*Exercise description:* From the listing below, extract every line in which the word "картинке" appears.

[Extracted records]

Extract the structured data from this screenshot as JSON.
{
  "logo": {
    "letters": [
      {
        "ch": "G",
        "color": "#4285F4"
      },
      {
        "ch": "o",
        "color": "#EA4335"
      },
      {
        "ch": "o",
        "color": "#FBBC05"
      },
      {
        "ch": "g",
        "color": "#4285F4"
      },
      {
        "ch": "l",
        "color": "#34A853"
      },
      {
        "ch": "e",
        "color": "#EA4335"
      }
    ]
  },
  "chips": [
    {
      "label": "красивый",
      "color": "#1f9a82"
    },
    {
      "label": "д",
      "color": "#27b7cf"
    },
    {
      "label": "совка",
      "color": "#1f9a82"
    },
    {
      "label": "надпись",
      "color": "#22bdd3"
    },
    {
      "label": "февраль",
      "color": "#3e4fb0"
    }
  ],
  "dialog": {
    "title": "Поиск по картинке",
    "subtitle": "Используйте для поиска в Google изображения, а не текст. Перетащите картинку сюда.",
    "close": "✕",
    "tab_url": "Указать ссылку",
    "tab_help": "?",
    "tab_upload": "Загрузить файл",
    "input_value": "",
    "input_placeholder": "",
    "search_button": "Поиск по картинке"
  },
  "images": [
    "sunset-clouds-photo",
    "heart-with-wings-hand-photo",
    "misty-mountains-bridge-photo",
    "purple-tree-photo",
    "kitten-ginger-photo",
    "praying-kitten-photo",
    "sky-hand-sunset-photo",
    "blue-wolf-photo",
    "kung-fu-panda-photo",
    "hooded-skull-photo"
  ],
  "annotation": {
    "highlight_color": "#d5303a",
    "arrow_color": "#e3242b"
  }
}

*Exercise solution:*
    "title": "Поиск по картинке",
    "search_button": "Поиск по картинке"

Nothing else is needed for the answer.